*Required task 1*: Can you summarize the article on social revenue per visitor in two sentences?
*Required task 2*: In the article on social revenue per visitor, what was Pinterest's revenue per visitor in 2012?
*Required task 3*: Extend the article on social revenue per visitor, picking up after its last sentence.

*Page*:
* START *
As Twitter moves towards IPO it has shown that it can sustain its plans for business growth and increase its social revenue. A new report indicates that Twitter has significantly increased its social Revenue Per Visitor (RPV) year on year.
The Social Intelligence Report for Q3, released by Adobe highlights and compares social revenue per visitor for Facebook,Twitter and Pinterest.
It is based on consumer data to brand sites throughout 2012 and up to September 2013. It is comprised of aggregated and anonymous data from retail, media and entertainment, and travel websites.
The report pulls data from over 400 million unique visitors to social sites, 131 billion Facebook ad impressions, 1.04 billion Facebook posts and 4.3 billion Facebook likes, comments and shares.
Facebook’s RPV increased from $0.67 in 2012 to $0.93 to September 2013 – a 39 percent increase year on year (YOY).
Pinterest’s RPV increased from $0.22 in 2012 to $0.55 to September 2013 – a 150 percent increase year on year.
* END *
*Extracted information*:
* START *
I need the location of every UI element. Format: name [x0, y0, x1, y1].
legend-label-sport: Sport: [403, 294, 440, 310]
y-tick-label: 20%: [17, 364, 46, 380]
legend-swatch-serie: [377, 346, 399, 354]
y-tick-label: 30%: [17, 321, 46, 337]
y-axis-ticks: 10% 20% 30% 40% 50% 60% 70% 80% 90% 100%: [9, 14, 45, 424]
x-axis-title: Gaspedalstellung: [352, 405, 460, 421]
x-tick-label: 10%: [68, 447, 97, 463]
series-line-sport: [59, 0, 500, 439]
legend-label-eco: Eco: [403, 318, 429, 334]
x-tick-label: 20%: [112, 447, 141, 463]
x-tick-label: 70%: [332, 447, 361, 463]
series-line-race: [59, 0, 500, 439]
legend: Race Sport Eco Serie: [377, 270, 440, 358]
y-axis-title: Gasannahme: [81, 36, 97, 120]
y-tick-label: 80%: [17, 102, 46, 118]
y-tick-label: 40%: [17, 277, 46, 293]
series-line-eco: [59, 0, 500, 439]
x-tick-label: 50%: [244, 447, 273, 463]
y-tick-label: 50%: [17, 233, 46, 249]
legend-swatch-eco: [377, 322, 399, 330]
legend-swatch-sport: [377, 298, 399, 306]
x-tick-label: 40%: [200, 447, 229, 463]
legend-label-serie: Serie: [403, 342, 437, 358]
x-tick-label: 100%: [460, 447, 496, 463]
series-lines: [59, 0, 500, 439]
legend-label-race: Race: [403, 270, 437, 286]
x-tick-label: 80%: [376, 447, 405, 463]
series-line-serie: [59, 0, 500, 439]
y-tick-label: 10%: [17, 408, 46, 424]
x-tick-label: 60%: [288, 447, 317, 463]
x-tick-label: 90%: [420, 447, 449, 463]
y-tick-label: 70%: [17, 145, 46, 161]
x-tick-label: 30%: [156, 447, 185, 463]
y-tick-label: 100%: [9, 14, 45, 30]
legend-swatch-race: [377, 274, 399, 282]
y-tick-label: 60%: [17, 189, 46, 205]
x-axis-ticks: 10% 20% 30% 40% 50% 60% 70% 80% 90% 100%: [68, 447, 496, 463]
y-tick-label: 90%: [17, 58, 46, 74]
* END *
* START *
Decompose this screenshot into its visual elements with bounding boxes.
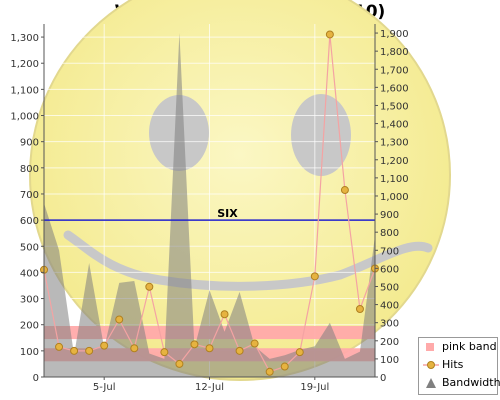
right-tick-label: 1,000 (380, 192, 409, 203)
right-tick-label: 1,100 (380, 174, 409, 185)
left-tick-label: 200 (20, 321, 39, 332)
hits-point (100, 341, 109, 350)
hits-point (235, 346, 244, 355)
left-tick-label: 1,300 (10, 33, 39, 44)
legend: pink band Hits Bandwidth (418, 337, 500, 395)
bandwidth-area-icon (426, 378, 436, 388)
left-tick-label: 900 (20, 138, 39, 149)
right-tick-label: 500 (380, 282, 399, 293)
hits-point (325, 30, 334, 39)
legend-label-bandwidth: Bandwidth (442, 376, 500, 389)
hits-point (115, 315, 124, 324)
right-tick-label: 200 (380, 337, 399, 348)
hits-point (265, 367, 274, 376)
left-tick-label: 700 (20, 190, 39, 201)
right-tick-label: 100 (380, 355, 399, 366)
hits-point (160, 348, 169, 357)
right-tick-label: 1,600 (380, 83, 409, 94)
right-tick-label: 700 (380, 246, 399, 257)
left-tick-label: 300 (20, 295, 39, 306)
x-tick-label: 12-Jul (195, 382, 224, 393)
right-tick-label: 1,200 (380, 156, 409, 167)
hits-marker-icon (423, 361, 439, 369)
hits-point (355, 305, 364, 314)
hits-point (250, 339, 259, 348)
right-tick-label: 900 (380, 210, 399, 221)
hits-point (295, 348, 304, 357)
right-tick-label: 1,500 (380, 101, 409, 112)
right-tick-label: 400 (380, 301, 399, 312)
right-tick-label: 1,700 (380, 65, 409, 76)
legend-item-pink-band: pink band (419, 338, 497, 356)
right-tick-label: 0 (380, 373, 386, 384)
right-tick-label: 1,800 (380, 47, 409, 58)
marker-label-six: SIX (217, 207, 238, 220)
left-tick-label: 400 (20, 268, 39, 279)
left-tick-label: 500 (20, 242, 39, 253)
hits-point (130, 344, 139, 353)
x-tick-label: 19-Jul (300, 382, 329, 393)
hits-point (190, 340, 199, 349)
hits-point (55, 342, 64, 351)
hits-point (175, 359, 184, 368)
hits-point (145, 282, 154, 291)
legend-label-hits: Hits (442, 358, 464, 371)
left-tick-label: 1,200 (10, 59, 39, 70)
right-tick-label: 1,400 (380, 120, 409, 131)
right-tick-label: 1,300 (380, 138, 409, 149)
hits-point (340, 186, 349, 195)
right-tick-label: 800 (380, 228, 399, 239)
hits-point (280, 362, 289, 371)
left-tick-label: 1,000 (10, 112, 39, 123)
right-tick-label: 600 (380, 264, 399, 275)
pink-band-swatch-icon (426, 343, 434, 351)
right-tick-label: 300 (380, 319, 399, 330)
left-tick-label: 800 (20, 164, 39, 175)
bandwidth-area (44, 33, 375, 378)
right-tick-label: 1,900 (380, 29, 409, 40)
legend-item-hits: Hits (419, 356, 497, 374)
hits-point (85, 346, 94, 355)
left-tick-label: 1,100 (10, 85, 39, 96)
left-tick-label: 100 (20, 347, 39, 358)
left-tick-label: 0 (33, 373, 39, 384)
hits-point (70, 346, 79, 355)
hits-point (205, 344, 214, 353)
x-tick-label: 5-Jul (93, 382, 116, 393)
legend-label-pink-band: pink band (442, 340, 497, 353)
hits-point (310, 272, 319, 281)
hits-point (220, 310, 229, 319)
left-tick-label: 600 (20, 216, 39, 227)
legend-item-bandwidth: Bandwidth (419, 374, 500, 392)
* END *
* START *
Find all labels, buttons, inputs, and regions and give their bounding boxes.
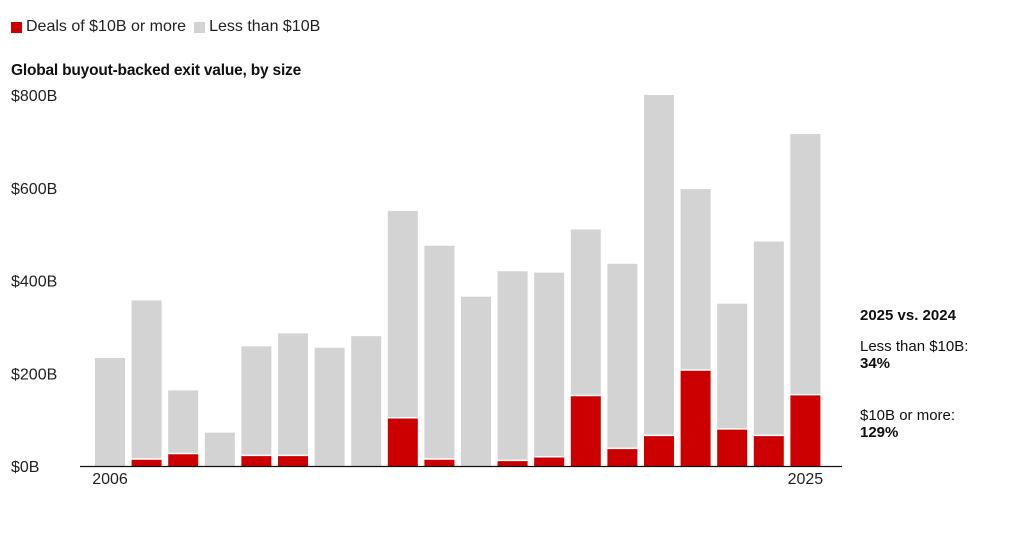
* END *
*Answer 1*: Adobe's Social Intelligence Report for Q3 compares social revenue per visitor for Facebook, Twitter and Pinterest, drawing on aggregated, anonymous data from retail, media and entertainment, and travel websites across 2012 and up to September 2013. According to the article, Twitter has significantly raised its revenue per visitor year on year, while Facebook's rose 39 percent to $0.93 and Pinterest's rose 150 percent to $0.55.

*Answer 2*: $0.22.

*Answer 3*:
Twitter’s RPV increased from $0.11 in 2012 to $0.44 to September 2013. Whilst its RPV is not as high as either Facebook or Pinterest it represents a 300 percent increase in both first click and last click attribution models.
First click attribution and last click attribution are the clicks the consumer makes towards purchasing an item or service. Social first click RPV is 116 percent higher than last click RPV.
Facebook still dominates the market in terms of social referred visits but Twitter is catching up fast with a 258 percent increase in visits year on year.
Social sentiment is on the rise too.The UK has the most positive attitude in social media amongst English speaking countries -- almost ten percent higher than in the US and Australia. Even a fraction of a difference in social sentiment can make an impact on business results.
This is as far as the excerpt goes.